Le premier exercice développe l’appui au palais et la musculature linguale par la position de la langue dans la matrice linguale qui est plaquée contre son palais par le patient. Comme la MLA est souple, le patient garde la proprioception de cet appui palatin, ce qui renforce son éducation fonctionnelle posturale linguale. Une fois qu’il maîtrise cette posture linguale bouche fermée, on va lui demander de faire des mouvements d’ouverture et de fermeture mandibulaire en gardant l’appui de la langue contre le palais, et la MLA plaquée contre la voûte palatine. Ces mouvements sont réalisés sans fermeture labiale, pour que le patient contrôle dans un miroir la bonne posture linguale. Cela permet également de rendre indépendants les mouvements mandibulaires et linguaux : souvent les patients ne sont pas conscients de leur position linguale. Avec l’utilisation journalière de la MLA, la langue va progressivement se placer en appui contre la voûte palatine au repos, en parallèle d’un développement majeur des 17 muscles linguaux. Ce tonus musculaire va faciliter le passage vers le deuxième exercice.
Le deuxième exercice permet d’apprendre puis d’automatiser une déglutition secondaire. Cet exercice est mis en place au rendez-vous suivant, car il ne doit pas être mis en place par le patient seul. Ce dernier est sur le fauteuil avec sa MLA et un miroir. Il réalise son premier exercice, qu’il doit maîtriser parfaitement à ce stade. Après une dizaine de mouvements mandibulaires d’ouverture et de fermeture, on demande au patient de se mettre en occlusion et d’appuyer sa langue contre le palais. Il doit attendre dans cette position linguale que la déglutition secondaire se mette en place. Une fois l’exercice réalisé, il doit le répéter plusieurs fois pour vérifier la bonne réalisation et l’enchaînement entre les exercices un et deux. Cet exercice doit également se réaliser devant le miroir : le patient doit vérifier l’absence d’occlusion labiale pour ne pas permettre de déglutition primaire.

[EXTRAIT DES DONNÉES]:
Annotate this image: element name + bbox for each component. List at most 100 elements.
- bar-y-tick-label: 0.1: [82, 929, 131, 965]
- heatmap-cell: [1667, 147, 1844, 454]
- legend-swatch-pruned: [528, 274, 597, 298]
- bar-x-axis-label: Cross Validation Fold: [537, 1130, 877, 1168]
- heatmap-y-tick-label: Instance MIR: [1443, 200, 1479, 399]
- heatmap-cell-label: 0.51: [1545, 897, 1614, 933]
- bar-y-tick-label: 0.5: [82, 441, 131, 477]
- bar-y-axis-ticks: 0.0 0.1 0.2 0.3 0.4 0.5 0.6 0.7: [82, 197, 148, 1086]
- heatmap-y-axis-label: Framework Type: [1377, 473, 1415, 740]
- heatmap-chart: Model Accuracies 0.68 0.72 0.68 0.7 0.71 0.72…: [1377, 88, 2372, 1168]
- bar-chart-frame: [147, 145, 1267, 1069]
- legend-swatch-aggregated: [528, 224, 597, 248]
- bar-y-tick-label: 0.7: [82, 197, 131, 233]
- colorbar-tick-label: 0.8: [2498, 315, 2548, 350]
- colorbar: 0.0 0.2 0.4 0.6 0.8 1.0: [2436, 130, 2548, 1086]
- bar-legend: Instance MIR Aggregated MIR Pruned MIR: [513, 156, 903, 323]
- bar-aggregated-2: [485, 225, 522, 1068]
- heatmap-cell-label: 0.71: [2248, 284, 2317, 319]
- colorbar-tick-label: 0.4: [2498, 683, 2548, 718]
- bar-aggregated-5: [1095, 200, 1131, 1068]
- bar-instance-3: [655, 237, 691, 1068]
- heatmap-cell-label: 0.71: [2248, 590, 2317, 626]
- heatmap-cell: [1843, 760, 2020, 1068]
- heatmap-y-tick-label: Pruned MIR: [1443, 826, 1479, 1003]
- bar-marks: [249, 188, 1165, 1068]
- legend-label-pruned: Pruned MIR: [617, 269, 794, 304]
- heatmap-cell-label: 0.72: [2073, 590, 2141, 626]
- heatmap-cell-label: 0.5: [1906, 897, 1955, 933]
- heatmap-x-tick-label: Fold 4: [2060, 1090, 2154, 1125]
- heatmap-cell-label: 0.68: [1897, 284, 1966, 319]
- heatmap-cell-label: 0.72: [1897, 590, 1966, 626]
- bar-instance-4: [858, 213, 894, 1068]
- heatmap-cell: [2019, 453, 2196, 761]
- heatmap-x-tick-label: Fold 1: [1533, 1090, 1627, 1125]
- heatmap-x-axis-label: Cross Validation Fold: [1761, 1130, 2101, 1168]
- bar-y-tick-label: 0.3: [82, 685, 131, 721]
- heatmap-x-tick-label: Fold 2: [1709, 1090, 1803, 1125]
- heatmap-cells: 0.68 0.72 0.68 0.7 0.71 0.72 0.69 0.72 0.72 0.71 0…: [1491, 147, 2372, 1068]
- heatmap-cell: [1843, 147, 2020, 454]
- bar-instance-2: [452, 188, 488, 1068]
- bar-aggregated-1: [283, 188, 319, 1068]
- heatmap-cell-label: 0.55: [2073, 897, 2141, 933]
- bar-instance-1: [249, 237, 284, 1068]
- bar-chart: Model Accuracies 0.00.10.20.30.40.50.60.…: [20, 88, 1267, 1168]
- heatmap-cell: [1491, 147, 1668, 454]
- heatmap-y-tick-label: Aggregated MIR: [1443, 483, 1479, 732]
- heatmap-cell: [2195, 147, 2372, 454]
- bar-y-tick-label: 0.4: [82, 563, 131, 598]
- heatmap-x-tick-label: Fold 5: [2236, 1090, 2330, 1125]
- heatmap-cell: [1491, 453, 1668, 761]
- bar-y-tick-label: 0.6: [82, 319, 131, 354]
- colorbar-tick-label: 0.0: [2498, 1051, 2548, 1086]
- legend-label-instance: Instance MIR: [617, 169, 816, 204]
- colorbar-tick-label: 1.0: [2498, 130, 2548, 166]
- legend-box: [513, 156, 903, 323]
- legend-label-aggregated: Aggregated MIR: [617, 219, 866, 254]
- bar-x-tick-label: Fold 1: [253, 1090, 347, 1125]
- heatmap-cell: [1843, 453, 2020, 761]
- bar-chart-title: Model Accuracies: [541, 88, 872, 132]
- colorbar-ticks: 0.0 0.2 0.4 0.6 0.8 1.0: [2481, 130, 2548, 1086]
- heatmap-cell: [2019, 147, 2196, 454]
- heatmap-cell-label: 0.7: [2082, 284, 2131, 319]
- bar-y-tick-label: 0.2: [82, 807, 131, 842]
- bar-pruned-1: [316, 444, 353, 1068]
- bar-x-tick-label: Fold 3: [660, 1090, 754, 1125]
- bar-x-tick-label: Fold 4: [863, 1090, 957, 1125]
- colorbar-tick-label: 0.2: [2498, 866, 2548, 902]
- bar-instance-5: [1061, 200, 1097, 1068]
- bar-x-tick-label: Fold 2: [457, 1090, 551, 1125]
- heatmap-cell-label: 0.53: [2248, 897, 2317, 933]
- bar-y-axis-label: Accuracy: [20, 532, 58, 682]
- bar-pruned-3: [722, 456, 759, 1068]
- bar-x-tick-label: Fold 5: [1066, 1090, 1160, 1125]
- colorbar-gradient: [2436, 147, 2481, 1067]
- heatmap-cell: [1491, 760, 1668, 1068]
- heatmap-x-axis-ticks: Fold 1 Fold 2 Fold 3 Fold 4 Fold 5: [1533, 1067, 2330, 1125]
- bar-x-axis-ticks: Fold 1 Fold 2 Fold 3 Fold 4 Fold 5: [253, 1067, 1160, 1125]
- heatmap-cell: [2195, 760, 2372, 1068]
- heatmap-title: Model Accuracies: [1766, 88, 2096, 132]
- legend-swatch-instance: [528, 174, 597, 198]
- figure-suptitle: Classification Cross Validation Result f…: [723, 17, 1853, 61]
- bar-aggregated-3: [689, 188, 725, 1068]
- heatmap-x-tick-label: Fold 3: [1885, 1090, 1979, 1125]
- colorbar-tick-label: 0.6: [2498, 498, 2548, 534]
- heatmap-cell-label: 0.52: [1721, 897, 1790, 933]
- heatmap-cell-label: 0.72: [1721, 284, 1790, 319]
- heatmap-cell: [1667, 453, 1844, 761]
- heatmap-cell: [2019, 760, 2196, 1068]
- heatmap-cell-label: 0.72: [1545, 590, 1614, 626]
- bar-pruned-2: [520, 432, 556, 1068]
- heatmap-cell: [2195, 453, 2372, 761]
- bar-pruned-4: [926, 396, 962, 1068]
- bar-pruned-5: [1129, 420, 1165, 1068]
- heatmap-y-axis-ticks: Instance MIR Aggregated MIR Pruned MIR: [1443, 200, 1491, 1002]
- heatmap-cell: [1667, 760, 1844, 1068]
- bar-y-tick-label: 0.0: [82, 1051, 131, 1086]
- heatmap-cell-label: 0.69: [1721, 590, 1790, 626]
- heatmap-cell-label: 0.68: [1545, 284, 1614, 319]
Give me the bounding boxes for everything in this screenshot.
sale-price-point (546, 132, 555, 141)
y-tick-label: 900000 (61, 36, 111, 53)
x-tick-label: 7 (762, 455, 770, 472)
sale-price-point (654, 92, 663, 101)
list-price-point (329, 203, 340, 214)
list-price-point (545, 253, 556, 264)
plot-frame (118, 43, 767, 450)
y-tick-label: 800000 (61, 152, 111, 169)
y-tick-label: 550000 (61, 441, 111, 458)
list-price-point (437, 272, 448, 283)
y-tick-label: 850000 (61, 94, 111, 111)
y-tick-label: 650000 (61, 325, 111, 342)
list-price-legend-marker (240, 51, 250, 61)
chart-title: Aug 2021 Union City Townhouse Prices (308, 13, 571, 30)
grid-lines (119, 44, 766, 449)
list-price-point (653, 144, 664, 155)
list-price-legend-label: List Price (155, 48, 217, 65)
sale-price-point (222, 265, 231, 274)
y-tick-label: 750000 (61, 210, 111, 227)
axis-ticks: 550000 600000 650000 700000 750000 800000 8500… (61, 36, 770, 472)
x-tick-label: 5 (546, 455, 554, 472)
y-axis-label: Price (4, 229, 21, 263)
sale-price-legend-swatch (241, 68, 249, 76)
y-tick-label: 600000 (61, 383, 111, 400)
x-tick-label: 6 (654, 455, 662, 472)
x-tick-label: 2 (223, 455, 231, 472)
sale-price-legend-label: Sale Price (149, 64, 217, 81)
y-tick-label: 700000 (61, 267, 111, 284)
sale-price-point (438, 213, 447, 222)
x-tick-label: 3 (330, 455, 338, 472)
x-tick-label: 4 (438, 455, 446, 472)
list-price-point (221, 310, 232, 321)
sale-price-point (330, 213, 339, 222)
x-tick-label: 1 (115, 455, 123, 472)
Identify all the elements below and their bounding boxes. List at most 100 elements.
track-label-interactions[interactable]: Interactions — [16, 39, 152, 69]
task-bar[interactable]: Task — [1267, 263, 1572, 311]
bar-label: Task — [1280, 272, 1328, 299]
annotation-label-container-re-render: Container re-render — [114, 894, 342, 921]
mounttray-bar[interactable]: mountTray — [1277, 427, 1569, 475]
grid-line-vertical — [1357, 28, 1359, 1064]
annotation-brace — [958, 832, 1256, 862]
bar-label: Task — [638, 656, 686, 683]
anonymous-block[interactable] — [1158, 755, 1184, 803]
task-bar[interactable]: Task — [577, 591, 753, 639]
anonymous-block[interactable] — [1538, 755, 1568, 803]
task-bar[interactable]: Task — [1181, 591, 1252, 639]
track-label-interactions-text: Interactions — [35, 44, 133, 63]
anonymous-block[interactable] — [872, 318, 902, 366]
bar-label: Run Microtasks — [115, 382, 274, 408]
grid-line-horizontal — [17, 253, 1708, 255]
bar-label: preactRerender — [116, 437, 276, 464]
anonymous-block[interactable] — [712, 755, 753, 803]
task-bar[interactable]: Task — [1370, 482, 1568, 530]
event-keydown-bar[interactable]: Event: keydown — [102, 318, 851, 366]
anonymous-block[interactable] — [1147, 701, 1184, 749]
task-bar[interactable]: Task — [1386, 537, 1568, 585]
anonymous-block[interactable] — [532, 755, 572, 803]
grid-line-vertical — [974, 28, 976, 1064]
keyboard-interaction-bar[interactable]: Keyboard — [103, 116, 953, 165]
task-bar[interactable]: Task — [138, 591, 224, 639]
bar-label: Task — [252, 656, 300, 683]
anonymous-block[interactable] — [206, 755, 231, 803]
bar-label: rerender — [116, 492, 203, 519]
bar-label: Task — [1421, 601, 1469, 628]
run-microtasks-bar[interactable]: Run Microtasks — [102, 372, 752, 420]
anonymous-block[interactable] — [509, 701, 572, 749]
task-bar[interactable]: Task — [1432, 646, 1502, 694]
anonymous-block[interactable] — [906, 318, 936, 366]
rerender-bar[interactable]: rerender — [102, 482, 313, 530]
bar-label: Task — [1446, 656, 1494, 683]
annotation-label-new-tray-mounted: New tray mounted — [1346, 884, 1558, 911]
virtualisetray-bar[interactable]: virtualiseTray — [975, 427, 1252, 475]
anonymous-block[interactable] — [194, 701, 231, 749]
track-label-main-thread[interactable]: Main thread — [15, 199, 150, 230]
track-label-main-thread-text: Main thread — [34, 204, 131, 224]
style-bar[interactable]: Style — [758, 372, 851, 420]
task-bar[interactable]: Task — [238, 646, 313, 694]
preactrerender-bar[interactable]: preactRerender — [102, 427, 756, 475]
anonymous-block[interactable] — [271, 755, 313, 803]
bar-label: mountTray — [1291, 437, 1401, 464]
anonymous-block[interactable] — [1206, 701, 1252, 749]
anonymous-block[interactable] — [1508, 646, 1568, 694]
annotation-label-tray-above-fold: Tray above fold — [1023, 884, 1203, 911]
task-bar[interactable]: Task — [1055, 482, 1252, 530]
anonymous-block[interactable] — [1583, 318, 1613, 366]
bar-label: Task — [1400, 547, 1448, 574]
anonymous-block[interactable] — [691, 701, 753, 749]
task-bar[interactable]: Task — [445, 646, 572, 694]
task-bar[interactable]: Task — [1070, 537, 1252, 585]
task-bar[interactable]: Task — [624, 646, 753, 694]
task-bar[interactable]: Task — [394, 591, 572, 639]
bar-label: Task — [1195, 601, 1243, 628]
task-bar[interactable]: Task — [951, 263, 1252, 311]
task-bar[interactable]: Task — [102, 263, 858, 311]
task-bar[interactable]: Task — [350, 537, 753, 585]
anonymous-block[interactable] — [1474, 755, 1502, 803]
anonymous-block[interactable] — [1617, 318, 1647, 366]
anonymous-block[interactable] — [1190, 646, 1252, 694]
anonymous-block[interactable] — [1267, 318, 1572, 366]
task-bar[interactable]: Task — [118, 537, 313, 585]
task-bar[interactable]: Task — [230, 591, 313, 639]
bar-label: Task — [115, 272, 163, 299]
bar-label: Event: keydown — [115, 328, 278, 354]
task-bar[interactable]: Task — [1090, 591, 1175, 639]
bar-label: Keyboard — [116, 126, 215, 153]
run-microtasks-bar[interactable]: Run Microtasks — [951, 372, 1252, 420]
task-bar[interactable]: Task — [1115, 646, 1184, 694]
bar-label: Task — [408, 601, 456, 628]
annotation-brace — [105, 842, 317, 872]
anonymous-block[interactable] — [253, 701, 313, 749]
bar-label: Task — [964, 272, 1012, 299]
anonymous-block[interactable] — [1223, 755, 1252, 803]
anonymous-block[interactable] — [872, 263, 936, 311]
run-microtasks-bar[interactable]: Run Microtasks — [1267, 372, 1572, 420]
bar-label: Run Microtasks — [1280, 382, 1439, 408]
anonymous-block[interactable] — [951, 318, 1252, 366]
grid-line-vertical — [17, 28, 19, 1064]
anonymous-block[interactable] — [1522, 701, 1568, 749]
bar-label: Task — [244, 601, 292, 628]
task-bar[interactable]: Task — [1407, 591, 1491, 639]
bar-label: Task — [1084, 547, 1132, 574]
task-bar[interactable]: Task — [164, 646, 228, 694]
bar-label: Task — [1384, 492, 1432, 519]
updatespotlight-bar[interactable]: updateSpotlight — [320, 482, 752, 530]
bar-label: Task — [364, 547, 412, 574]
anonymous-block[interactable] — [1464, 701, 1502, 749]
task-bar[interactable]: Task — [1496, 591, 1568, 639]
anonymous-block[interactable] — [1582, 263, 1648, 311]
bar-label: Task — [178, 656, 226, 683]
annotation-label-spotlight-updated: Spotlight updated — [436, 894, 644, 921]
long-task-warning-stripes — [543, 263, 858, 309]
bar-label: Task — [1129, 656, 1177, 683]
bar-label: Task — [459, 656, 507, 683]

[DEMANDE DE TRAVAIL 1]:
D'après le texte sur les exercices de posture linguale, pourquoi les mouvements d'ouverture et de fermeture mandibulaire se font-ils sans fermeture labiale ?
[DEMANDE DE TRAVAIL 2]:
Poursuivez, s'il vous plaît, le texte sur les exercices de posture linguale à partir de sa dernière phrase.

[RÉSULTAT OBTENU 1]:
Pour que le patient contrôle dans un miroir la bonne posture linguale.

[RÉSULTAT OBTENU 2]:
Le troisième exercice concerne la tonification des muscles transversaux de la langue (fig. 4). Le patient doit placer sa langue dans la MLA en appui palatin, bouche ouverte. Avec ses doigts, il va écraser transversalement la MLA et il doit repousser l’appui des doigts avec la langue pour solliciter les appuis linguaux en largeur. Cet exercice va tonifier l’appui lingual pour le maintien de la dimension transversale. Il est mis en place en dernier et ne pose généralement plus de soucis au patient qui a largement fait évoluer sa posture et sa fonction linguales grâce à ses entraînements quotidiens.
Une fois l’éducation fonctionnelle terminée, la MLA est stoppée (figure 5a-b). Lors des visites au cabinet d’orthodontie, le patient l’apporte pour contrôle de la position. Chez l’adulte, l’automatisation est plus compliquée à obtenir que chez l’enfant. En effet, la moyenne de port chez un enfant est de quinze semaines, alors que chez l’adulte cela peut aller jusqu’à trente semaines sans automatisation de la posture et de la fonction linguales.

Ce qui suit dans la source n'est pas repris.